* Your goal:
Find the lines that hold "document". Report only how many there are.

* Listed entries:
* * * * *

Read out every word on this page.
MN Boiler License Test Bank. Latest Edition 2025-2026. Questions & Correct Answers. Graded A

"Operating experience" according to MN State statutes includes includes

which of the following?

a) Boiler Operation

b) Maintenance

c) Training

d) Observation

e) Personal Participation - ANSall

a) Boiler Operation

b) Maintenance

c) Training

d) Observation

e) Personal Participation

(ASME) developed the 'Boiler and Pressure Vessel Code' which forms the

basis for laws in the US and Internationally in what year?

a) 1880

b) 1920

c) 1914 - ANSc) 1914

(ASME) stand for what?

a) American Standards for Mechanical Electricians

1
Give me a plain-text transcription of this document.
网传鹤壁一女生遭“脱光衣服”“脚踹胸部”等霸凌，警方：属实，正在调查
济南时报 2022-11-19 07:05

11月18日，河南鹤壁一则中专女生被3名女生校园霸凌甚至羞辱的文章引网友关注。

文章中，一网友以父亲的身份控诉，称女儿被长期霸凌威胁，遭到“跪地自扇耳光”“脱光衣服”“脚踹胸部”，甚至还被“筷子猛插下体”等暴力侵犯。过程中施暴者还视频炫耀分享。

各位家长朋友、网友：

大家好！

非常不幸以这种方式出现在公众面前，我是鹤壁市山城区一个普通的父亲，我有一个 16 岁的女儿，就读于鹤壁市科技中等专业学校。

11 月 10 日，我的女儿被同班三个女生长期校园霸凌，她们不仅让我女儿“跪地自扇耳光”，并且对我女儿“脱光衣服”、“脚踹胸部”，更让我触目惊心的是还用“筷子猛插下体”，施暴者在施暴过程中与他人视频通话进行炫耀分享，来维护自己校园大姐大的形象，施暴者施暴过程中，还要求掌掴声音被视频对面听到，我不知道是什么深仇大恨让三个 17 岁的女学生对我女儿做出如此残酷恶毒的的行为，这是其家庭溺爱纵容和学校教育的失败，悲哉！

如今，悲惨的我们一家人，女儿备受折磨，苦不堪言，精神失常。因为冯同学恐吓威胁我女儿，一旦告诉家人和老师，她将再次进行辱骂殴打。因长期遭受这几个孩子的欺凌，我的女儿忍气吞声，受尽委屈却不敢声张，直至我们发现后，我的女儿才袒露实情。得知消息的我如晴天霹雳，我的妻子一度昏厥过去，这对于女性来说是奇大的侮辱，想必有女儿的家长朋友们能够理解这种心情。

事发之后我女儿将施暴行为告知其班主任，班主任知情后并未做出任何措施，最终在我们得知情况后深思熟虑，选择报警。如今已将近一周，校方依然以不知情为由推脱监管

* * * * *

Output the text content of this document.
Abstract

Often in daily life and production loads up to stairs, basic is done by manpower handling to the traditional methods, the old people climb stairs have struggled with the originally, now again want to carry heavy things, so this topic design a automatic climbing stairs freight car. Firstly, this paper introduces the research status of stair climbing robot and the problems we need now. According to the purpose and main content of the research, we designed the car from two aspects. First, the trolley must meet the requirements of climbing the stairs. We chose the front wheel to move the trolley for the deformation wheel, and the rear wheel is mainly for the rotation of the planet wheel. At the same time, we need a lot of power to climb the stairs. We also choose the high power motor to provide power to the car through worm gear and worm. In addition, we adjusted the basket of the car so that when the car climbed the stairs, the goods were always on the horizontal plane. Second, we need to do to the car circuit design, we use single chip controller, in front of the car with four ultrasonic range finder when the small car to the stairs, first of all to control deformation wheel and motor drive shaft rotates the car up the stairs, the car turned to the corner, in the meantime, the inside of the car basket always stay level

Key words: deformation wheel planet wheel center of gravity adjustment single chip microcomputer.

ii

* * * * *

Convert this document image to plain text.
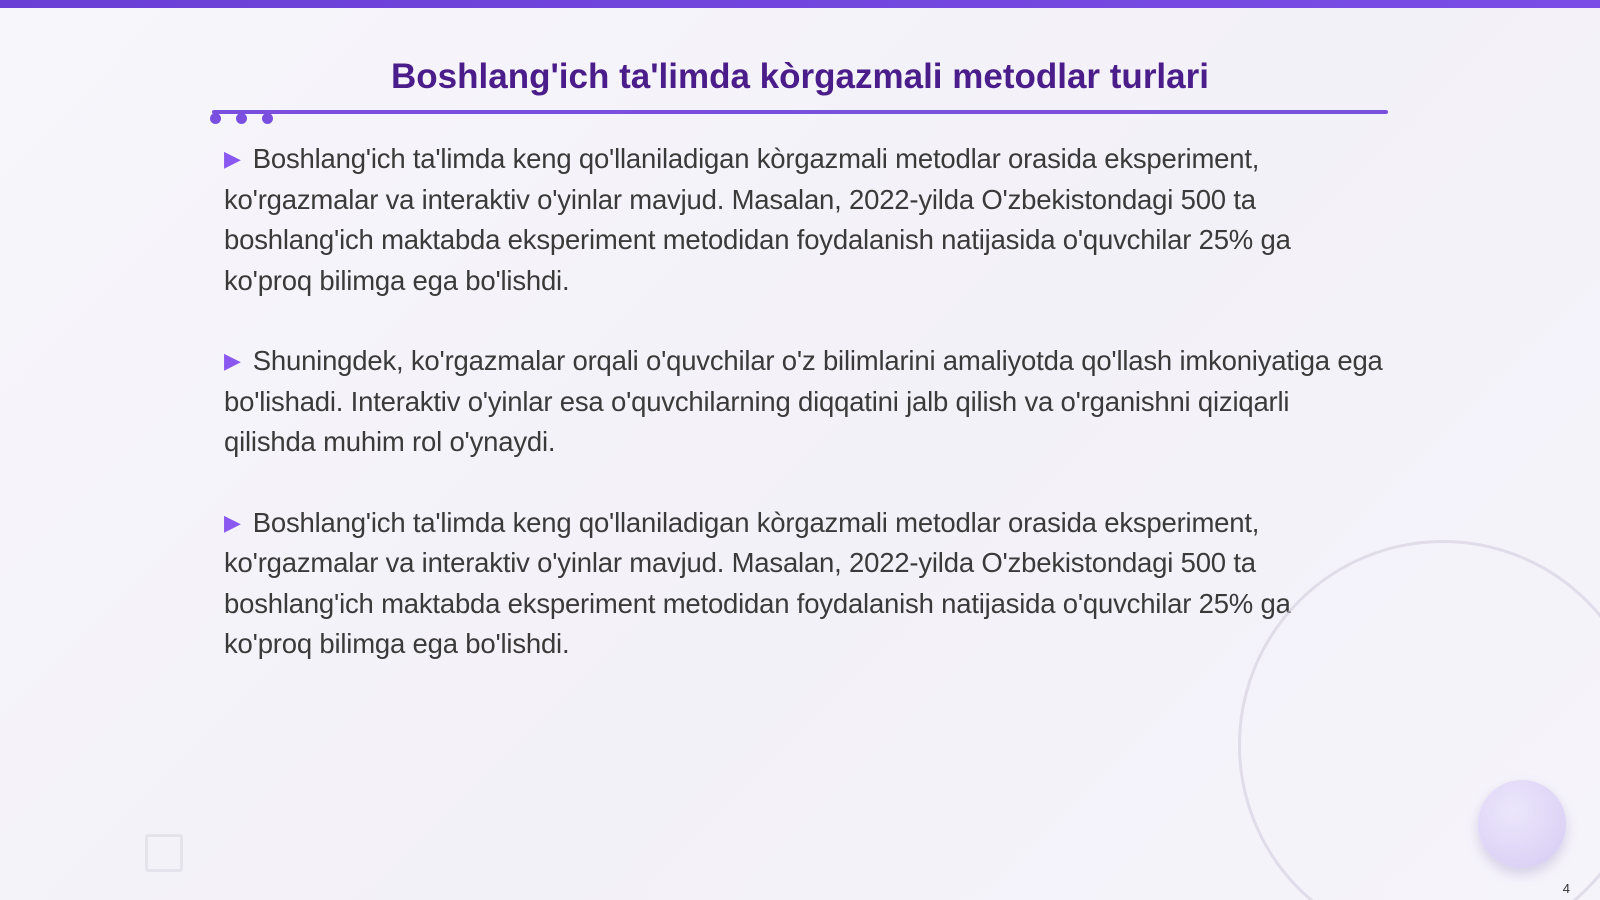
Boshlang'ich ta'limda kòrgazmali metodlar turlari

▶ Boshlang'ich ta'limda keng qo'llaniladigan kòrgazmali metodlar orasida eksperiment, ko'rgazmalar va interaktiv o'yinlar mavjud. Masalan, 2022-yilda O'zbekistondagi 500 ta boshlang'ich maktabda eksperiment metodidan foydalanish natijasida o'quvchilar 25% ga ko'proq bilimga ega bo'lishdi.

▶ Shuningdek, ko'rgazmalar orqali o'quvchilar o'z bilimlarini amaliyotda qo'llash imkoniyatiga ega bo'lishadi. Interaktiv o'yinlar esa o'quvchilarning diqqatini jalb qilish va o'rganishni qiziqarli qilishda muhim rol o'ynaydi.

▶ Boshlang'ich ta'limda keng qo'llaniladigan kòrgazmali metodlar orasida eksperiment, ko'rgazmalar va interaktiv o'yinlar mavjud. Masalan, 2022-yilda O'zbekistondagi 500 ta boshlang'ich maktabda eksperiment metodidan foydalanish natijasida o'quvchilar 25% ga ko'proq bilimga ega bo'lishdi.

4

* * * * *

* Answer:
3